### Task brief
Write out every line of the material exactly as it appears.

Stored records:
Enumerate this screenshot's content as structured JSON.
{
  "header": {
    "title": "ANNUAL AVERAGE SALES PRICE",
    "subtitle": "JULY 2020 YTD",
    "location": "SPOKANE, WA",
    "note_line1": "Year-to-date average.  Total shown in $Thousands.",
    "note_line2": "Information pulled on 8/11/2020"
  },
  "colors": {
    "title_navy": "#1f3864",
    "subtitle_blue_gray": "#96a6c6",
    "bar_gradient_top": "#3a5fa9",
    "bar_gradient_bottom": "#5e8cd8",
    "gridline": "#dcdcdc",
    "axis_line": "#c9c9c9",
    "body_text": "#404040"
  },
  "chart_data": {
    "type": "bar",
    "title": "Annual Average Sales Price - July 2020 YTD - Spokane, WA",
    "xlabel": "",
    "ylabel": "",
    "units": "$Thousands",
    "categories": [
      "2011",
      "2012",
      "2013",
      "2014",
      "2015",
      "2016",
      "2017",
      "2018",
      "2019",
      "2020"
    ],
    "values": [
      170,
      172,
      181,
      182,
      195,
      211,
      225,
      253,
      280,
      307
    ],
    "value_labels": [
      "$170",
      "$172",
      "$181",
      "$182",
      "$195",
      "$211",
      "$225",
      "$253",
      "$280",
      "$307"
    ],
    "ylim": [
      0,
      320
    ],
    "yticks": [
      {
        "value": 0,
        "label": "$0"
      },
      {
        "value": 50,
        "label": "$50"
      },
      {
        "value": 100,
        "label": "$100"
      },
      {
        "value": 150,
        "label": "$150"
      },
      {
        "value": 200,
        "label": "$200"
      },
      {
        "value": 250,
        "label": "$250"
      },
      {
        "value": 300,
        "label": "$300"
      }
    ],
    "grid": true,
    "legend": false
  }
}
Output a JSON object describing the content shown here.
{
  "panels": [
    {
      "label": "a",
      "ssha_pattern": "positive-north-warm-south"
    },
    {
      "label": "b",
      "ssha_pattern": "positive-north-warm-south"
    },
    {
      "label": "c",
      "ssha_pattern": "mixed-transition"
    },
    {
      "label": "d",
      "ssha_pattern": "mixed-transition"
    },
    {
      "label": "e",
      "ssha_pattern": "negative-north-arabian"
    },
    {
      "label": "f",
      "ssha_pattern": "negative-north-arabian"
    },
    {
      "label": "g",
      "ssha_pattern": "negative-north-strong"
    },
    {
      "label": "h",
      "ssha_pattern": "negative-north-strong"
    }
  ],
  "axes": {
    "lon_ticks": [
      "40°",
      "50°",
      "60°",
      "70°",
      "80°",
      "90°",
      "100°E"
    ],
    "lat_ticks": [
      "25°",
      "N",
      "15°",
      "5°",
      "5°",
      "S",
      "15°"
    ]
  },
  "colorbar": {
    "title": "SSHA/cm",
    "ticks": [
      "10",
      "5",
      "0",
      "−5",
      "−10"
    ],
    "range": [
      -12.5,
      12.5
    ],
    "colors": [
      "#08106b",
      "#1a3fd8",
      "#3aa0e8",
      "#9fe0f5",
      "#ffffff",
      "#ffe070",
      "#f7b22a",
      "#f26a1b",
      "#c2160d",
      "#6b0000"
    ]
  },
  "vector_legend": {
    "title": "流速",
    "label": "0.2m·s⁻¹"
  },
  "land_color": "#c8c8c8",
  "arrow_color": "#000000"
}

### Solution to this problem
Enumerate this screenshot's content as structured JSON.
{
  "header": {
    "title": "ANNUAL AVERAGE SALES PRICE",
    "subtitle": "JULY 2020 YTD",
    "location": "SPOKANE, WA",
    "note_line1": "Year-to-date average.  Total shown in $Thousands.",
    "note_line2": "Information pulled on 8/11/2020"
  },
  "colors": {
    "title_navy": "#1f3864",
    "subtitle_blue_gray": "#96a6c6",
    "bar_gradient_top": "#3a5fa9",
    "bar_gradient_bottom": "#5e8cd8",
    "gridline": "#dcdcdc",
    "axis_line": "#c9c9c9",
    "body_text": "#404040"
  },
  "chart_data": {
    "type": "bar",
    "title": "Annual Average Sales Price - July 2020 YTD - Spokane, WA",
    "xlabel": "",
    "ylabel": "",
    "units": "$Thousands",
    "categories": [
      "2011",
      "2012",
      "2013",
      "2014",
      "2015",
      "2016",
      "2017",
      "2018",
      "2019",
      "2020"
    ],
    "values": [
      170,
      172,
      181,
      182,
      195,
      211,
      225,
      253,
      280,
      307
    ],
    "value_labels": [
      "$170",
      "$172",
      "$181",
      "$182",
      "$195",
      "$211",
      "$225",
      "$253",
      "$280",
      "$307"
    ],
    "ylim": [
      0,
      320
    ],
    "yticks": [
      {
        "value": 0,
        "label": "$0"
      },
      {
        "value": 50,
        "label": "$50"
      },
      {
        "value": 100,
        "label": "$100"
      },
      {
        "value": 150,
        "label": "$150"
      },
      {
        "value": 200,
        "label": "$200"
      },
      {
        "value": 250,
        "label": "$250"
      },
      {
        "value": 300,
        "label": "$300"
      }
    ],
    "grid": true,
    "legend": false
  }
}
Output a JSON object describing the content shown here.
{
  "panels": [
    {
      "label": "a",
      "ssha_pattern": "positive-north-warm-south"
    },
    {
      "label": "b",
      "ssha_pattern": "positive-north-warm-south"
    },
    {
      "label": "c",
      "ssha_pattern": "mixed-transition"
    },
    {
      "label": "d",
      "ssha_pattern": "mixed-transition"
    },
    {
      "label": "e",
      "ssha_pattern": "negative-north-arabian"
    },
    {
      "label": "f",
      "ssha_pattern": "negative-north-arabian"
    },
    {
      "label": "g",
      "ssha_pattern": "negative-north-strong"
    },
    {
      "label": "h",
      "ssha_pattern": "negative-north-strong"
    }
  ],
  "axes": {
    "lon_ticks": [
      "40°",
      "50°",
      "60°",
      "70°",
      "80°",
      "90°",
      "100°E"
    ],
    "lat_ticks": [
      "25°",
      "N",
      "15°",
      "5°",
      "5°",
      "S",
      "15°"
    ]
  },
  "colorbar": {
    "title": "SSHA/cm",
    "ticks": [
      "10",
      "5",
      "0",
      "−5",
      "−10"
    ],
    "range": [
      -12.5,
      12.5
    ],
    "colors": [
      "#08106b",
      "#1a3fd8",
      "#3aa0e8",
      "#9fe0f5",
      "#ffffff",
      "#ffe070",
      "#f7b22a",
      "#f26a1b",
      "#c2160d",
      "#6b0000"
    ]
  },
  "vector_legend": {
    "title": "流速",
    "label": "0.2m·s⁻¹"
  },
  "land_color": "#c8c8c8",
  "arrow_color": "#000000"
}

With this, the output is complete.